**MATERIAL SHOWN**

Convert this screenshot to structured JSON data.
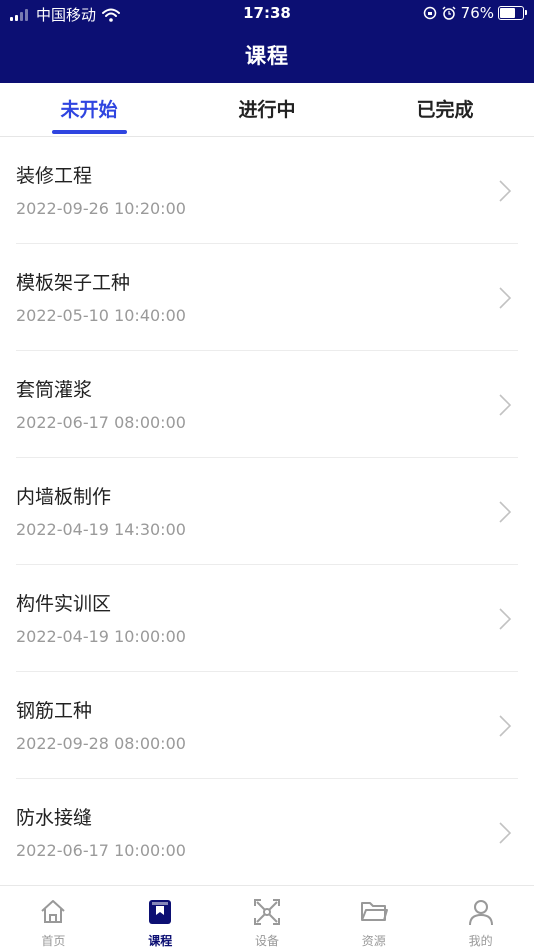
{
  "status_bar": {
    "carrier": "中国移动",
    "time": "17:38",
    "battery": "76%",
    "battery_level": 0.76
  },
  "header": {
    "title": "课程"
  },
  "tabs": [
    {
      "label": "未开始"
    },
    {
      "label": "进行中"
    },
    {
      "label": "已完成"
    }
  ],
  "active_tab": 0,
  "courses": [
    {
      "name": "装修工程",
      "date": "2022-09-26 10:20:00"
    },
    {
      "name": "模板架子工种",
      "date": "2022-05-10 10:40:00"
    },
    {
      "name": "套筒灌浆",
      "date": "2022-06-17 08:00:00"
    },
    {
      "name": "内墙板制作",
      "date": "2022-04-19 14:30:00"
    },
    {
      "name": "构件实训区",
      "date": "2022-04-19 10:00:00"
    },
    {
      "name": "钢筋工种",
      "date": "2022-09-28 08:00:00"
    },
    {
      "name": "防水接缝",
      "date": "2022-06-17 10:00:00"
    }
  ],
  "bottom_nav": [
    {
      "label": "首页",
      "icon": "home-icon"
    },
    {
      "label": "课程",
      "icon": "course-book-icon"
    },
    {
      "label": "设备",
      "icon": "device-icon"
    },
    {
      "label": "资源",
      "icon": "folder-icon"
    },
    {
      "label": "我的",
      "icon": "user-icon"
    }
  ],
  "colors": {
    "header_bg": "#0c0f73",
    "accent": "#2f45e0",
    "inactive": "#999999"
  }
}
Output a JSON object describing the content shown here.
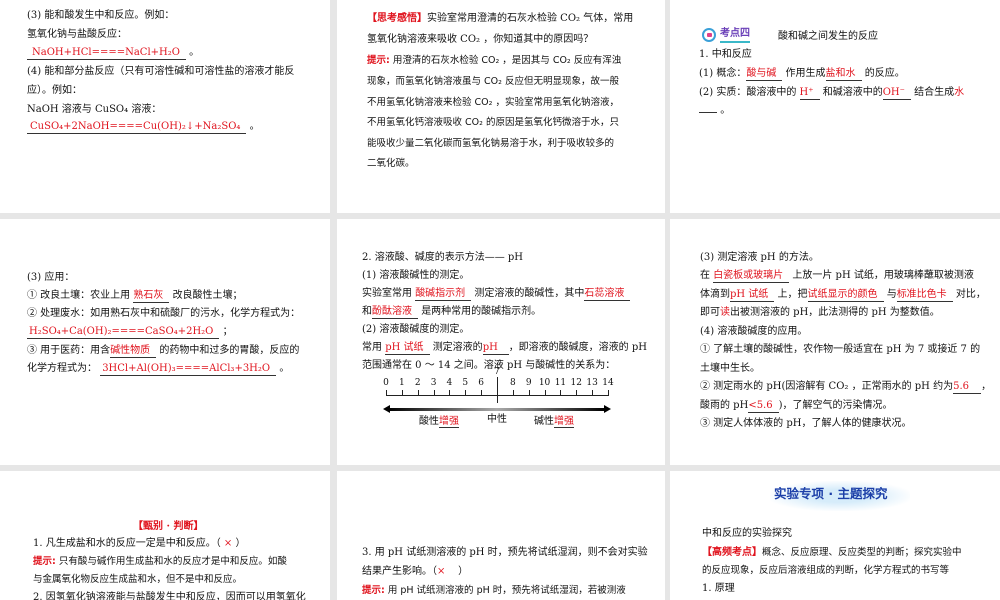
{
  "p1": {
    "l1": "(3) 能和酸发生中和反应。例如：",
    "l2": "氢氧化钠与盐酸反应：",
    "eq1": "NaOH+HCl====NaCl+H₂O",
    "dot": "。",
    "l4": "(4) 能和部分盐反应（只有可溶性碱和可溶性盐的溶液才能反",
    "l5": "应）。例如：",
    "l6": "NaOH 溶液与 CuSO₄ 溶液：",
    "eq2": "CuSO₄+2NaOH====Cu(OH)₂↓+Na₂SO₄"
  },
  "p2": {
    "tag": "【思考感悟】",
    "q1": "实验室常用澄清的石灰水检验 CO₂ 气体，常用",
    "q2": "氢氧化钠溶液来吸收 CO₂ ，你知道其中的原因吗？",
    "hint": "提示:",
    "h1": "用澄清的石灰水检验 CO₂ ，是因其与 CO₂ 反应有浑浊",
    "h2": "现象，而氢氧化钠溶液虽与 CO₂ 反应但无明显现象，故一般",
    "h3": "不用氢氧化钠溶液来检验 CO₂ ，实验室常用氢氧化钠溶液，",
    "h4": "不用氢氧化钙溶液吸收 CO₂ 的原因是氢氧化钙微溶于水，只",
    "h5": "能吸收少量二氧化碳而氢氧化钠易溶于水，利于吸收较多的",
    "h6": "二氧化碳。"
  },
  "p3": {
    "badge": "考点四",
    "title": "酸和碱之间发生的反应",
    "l1": "1. 中和反应",
    "l2a": "(1) 概念：",
    "b1": "酸与碱",
    "l2b": "作用生成",
    "b2": "盐和水",
    "l2c": "的反应。",
    "l3a": "(2) 实质：酸溶液中的",
    "b3": "H⁺",
    "l3b": "和碱溶液中的",
    "b4": "OH⁻",
    "l3c": "结合生成",
    "b5": "水",
    "end": "。"
  },
  "p4": {
    "l1": "(3) 应用：",
    "l2a": "① 改良土壤：农业上用",
    "b1": "熟石灰",
    "l2b": "改良酸性土壤；",
    "l3": "② 处理废水：如用熟石灰中和硫酸厂的污水，化学方程式为：",
    "eq1": "H₂SO₄+Ca(OH)₂====CaSO₄+2H₂O",
    "semi": "；",
    "l5a": "③ 用于医药：用含",
    "b2": "碱性物质",
    "l5b": "的药物中和过多的胃酸，反应的",
    "l6a": "化学方程式为：",
    "eq2": "3HCl+Al(OH)₃====AlCl₃+3H₂O",
    "dot": "。"
  },
  "p5": {
    "l1": "2. 溶液酸、碱度的表示方法—— pH",
    "l2": "(1) 溶液酸碱性的测定。",
    "l3a": "实验室常用",
    "b1": "酸碱指示剂",
    "l3b": "测定溶液的酸碱性，其中",
    "b2": "石蕊溶液",
    "l4a": "和",
    "b3": "酚酞溶液",
    "l4b": "是两种常用的酸碱指示剂。",
    "l5": "(2) 溶液酸碱度的测定。",
    "l6a": "常用",
    "b4": "pH 试纸",
    "l6b": "测定溶液的",
    "b5": "pH",
    "l6c": "，即溶液的酸碱度，溶液的 pH",
    "l7": "范围通常在 0 ～ 14 之间。溶液 pH 与酸碱性的关系为：",
    "scale": {
      "ticks": [
        "0",
        "1",
        "2",
        "3",
        "4",
        "5",
        "6",
        "7",
        "8",
        "9",
        "10",
        "11",
        "12",
        "13",
        "14"
      ],
      "acid": "酸性",
      "acid_b": "增强",
      "neutral": "中性",
      "base": "碱性",
      "base_b": "增强"
    }
  },
  "p6": {
    "l1": "(3) 测定溶液 pH 的方法。",
    "l2a": "在",
    "b1": "白瓷板或玻璃片",
    "l2b": "上放一片 pH 试纸，用玻璃棒蘸取被测液",
    "l3a": "体滴到",
    "b2": "pH 试纸",
    "l3b": "上，把",
    "b3": "试纸显示的颜色",
    "l3c": "与",
    "b4": "标准比色卡",
    "l3d": "对比，",
    "l4a": "即可",
    "b5": "读",
    "l4b": "出被测溶液的 pH，此法测得的 pH 为整数值。",
    "l5": "(4) 溶液酸碱度的应用。",
    "l6": "① 了解土壤的酸碱性，农作物一般适宜在 pH 为 7 或接近 7 的",
    "l7": "土壤中生长。",
    "l8a": "② 测定雨水的 pH(因溶解有 CO₂ ，正常雨水的 pH 约为",
    "b6": "5.6",
    "l8b": "，",
    "l9a": "酸雨的 pH",
    "b7": "<5.6",
    "l9b": ")，了解空气的污染情况。",
    "l10": "③ 测定人体体液的 pH，了解人体的健康状况。"
  },
  "p7": {
    "title": "【甄别 · 判断】",
    "q1a": "1. 凡生成盐和水的反应一定是中和反应。（",
    "mark": "×",
    "q1b": "）",
    "hint": "提示:",
    "h1": "只有酸与碱作用生成盐和水的反应才是中和反应。如酸",
    "h2": "与金属氧化物反应生成盐和水，但不是中和反应。",
    "q2": "2. 因氢氧化钠溶液能与盐酸发生中和反应，因而可以用氢氧化"
  },
  "p8": {
    "q3a": "3. 用 pH 试纸测溶液的 pH 时，预先将试纸湿润，则不会对实验",
    "q3b": "结果产生影响。（",
    "mark": "×",
    "q3c": "）",
    "hint": "提示:",
    "h1": "用 pH 试纸测溶液的 pH 时，预先将试纸湿润，若被测液"
  },
  "p9": {
    "banner": "实验专项 · 主题探究",
    "l1": "中和反应的实验探究",
    "tag": "【高频考点】",
    "l2": "概念、反应原理、反应类型的判断；探究实验中",
    "l3": "的反应现象，反应后溶液组成的判断，化学方程式的书写等",
    "l4": "1. 原理"
  }
}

**WORK INSTRUCTIONS**
Exact duplication of all the records is required; pictures are omitted from the copy.

**SOLUTION TO THIS EXERCISE**
Convert this screenshot to structured JSON data.
{
  "status_bar": {
    "carrier": "中国移动",
    "time": "17:38",
    "battery": "76%",
    "battery_level": 0.76
  },
  "header": {
    "title": "课程"
  },
  "tabs": [
    {
      "label": "未开始"
    },
    {
      "label": "进行中"
    },
    {
      "label": "已完成"
    }
  ],
  "active_tab": 0,
  "courses": [
    {
      "name": "装修工程",
      "date": "2022-09-26 10:20:00"
    },
    {
      "name": "模板架子工种",
      "date": "2022-05-10 10:40:00"
    },
    {
      "name": "套筒灌浆",
      "date": "2022-06-17 08:00:00"
    },
    {
      "name": "内墙板制作",
      "date": "2022-04-19 14:30:00"
    },
    {
      "name": "构件实训区",
      "date": "2022-04-19 10:00:00"
    },
    {
      "name": "钢筋工种",
      "date": "2022-09-28 08:00:00"
    },
    {
      "name": "防水接缝",
      "date": "2022-06-17 10:00:00"
    }
  ],
  "bottom_nav": [
    {
      "label": "首页",
      "icon": "home-icon"
    },
    {
      "label": "课程",
      "icon": "course-book-icon"
    },
    {
      "label": "设备",
      "icon": "device-icon"
    },
    {
      "label": "资源",
      "icon": "folder-icon"
    },
    {
      "label": "我的",
      "icon": "user-icon"
    }
  ],
  "colors": {
    "header_bg": "#0c0f73",
    "accent": "#2f45e0",
    "inactive": "#999999"
  }
}
Output a JSON object describing the content shown here.
{
  "p1": {
    "l1": "(3) 能和酸发生中和反应。例如：",
    "l2": "氢氧化钠与盐酸反应：",
    "eq1": "NaOH+HCl====NaCl+H₂O",
    "dot": "。",
    "l4": "(4) 能和部分盐反应（只有可溶性碱和可溶性盐的溶液才能反",
    "l5": "应）。例如：",
    "l6": "NaOH 溶液与 CuSO₄ 溶液：",
    "eq2": "CuSO₄+2NaOH====Cu(OH)₂↓+Na₂SO₄"
  },
  "p2": {
    "tag": "【思考感悟】",
    "q1": "实验室常用澄清的石灰水检验 CO₂ 气体，常用",
    "q2": "氢氧化钠溶液来吸收 CO₂ ，你知道其中的原因吗？",
    "hint": "提示:",
    "h1": "用澄清的石灰水检验 CO₂ ，是因其与 CO₂ 反应有浑浊",
    "h2": "现象，而氢氧化钠溶液虽与 CO₂ 反应但无明显现象，故一般",
    "h3": "不用氢氧化钠溶液来检验 CO₂ ，实验室常用氢氧化钠溶液，",
    "h4": "不用氢氧化钙溶液吸收 CO₂ 的原因是氢氧化钙微溶于水，只",
    "h5": "能吸收少量二氧化碳而氢氧化钠易溶于水，利于吸收较多的",
    "h6": "二氧化碳。"
  },
  "p3": {
    "badge": "考点四",
    "title": "酸和碱之间发生的反应",
    "l1": "1. 中和反应",
    "l2a": "(1) 概念：",
    "b1": "酸与碱",
    "l2b": "作用生成",
    "b2": "盐和水",
    "l2c": "的反应。",
    "l3a": "(2) 实质：酸溶液中的",
    "b3": "H⁺",
    "l3b": "和碱溶液中的",
    "b4": "OH⁻",
    "l3c": "结合生成",
    "b5": "水",
    "end": "。"
  },
  "p4": {
    "l1": "(3) 应用：",
    "l2a": "① 改良土壤：农业上用",
    "b1": "熟石灰",
    "l2b": "改良酸性土壤；",
    "l3": "② 处理废水：如用熟石灰中和硫酸厂的污水，化学方程式为：",
    "eq1": "H₂SO₄+Ca(OH)₂====CaSO₄+2H₂O",
    "semi": "；",
    "l5a": "③ 用于医药：用含",
    "b2": "碱性物质",
    "l5b": "的药物中和过多的胃酸，反应的",
    "l6a": "化学方程式为：",
    "eq2": "3HCl+Al(OH)₃====AlCl₃+3H₂O",
    "dot": "。"
  },
  "p5": {
    "l1": "2. 溶液酸、碱度的表示方法—— pH",
    "l2": "(1) 溶液酸碱性的测定。",
    "l3a": "实验室常用",
    "b1": "酸碱指示剂",
    "l3b": "测定溶液的酸碱性，其中",
    "b2": "石蕊溶液",
    "l4a": "和",
    "b3": "酚酞溶液",
    "l4b": "是两种常用的酸碱指示剂。",
    "l5": "(2) 溶液酸碱度的测定。",
    "l6a": "常用",
    "b4": "pH 试纸",
    "l6b": "测定溶液的",
    "b5": "pH",
    "l6c": "，即溶液的酸碱度，溶液的 pH",
    "l7": "范围通常在 0 ～ 14 之间。溶液 pH 与酸碱性的关系为：",
    "scale": {
      "ticks": [
        "0",
        "1",
        "2",
        "3",
        "4",
        "5",
        "6",
        "7",
        "8",
        "9",
        "10",
        "11",
        "12",
        "13",
        "14"
      ],
      "acid": "酸性",
      "acid_b": "增强",
      "neutral": "中性",
      "base": "碱性",
      "base_b": "增强"
    }
  },
  "p6": {
    "l1": "(3) 测定溶液 pH 的方法。",
    "l2a": "在",
    "b1": "白瓷板或玻璃片",
    "l2b": "上放一片 pH 试纸，用玻璃棒蘸取被测液",
    "l3a": "体滴到",
    "b2": "pH 试纸",
    "l3b": "上，把",
    "b3": "试纸显示的颜色",
    "l3c": "与",
    "b4": "标准比色卡",
    "l3d": "对比，",
    "l4a": "即可",
    "b5": "读",
    "l4b": "出被测溶液的 pH，此法测得的 pH 为整数值。",
    "l5": "(4) 溶液酸碱度的应用。",
    "l6": "① 了解土壤的酸碱性，农作物一般适宜在 pH 为 7 或接近 7 的",
    "l7": "土壤中生长。",
    "l8a": "② 测定雨水的 pH(因溶解有 CO₂ ，正常雨水的 pH 约为",
    "b6": "5.6",
    "l8b": "，",
    "l9a": "酸雨的 pH",
    "b7": "<5.6",
    "l9b": ")，了解空气的污染情况。",
    "l10": "③ 测定人体体液的 pH，了解人体的健康状况。"
  },
  "p7": {
    "title": "【甄别 · 判断】",
    "q1a": "1. 凡生成盐和水的反应一定是中和反应。（",
    "mark": "×",
    "q1b": "）",
    "hint": "提示:",
    "h1": "只有酸与碱作用生成盐和水的反应才是中和反应。如酸",
    "h2": "与金属氧化物反应生成盐和水，但不是中和反应。",
    "q2": "2. 因氢氧化钠溶液能与盐酸发生中和反应，因而可以用氢氧化"
  },
  "p8": {
    "q3a": "3. 用 pH 试纸测溶液的 pH 时，预先将试纸湿润，则不会对实验",
    "q3b": "结果产生影响。（",
    "mark": "×",
    "q3c": "）",
    "hint": "提示:",
    "h1": "用 pH 试纸测溶液的 pH 时，预先将试纸湿润，若被测液"
  },
  "p9": {
    "banner": "实验专项 · 主题探究",
    "l1": "中和反应的实验探究",
    "tag": "【高频考点】",
    "l2": "概念、反应原理、反应类型的判断；探究实验中",
    "l3": "的反应现象，反应后溶液组成的判断，化学方程式的书写等",
    "l4": "1. 原理"
  }
}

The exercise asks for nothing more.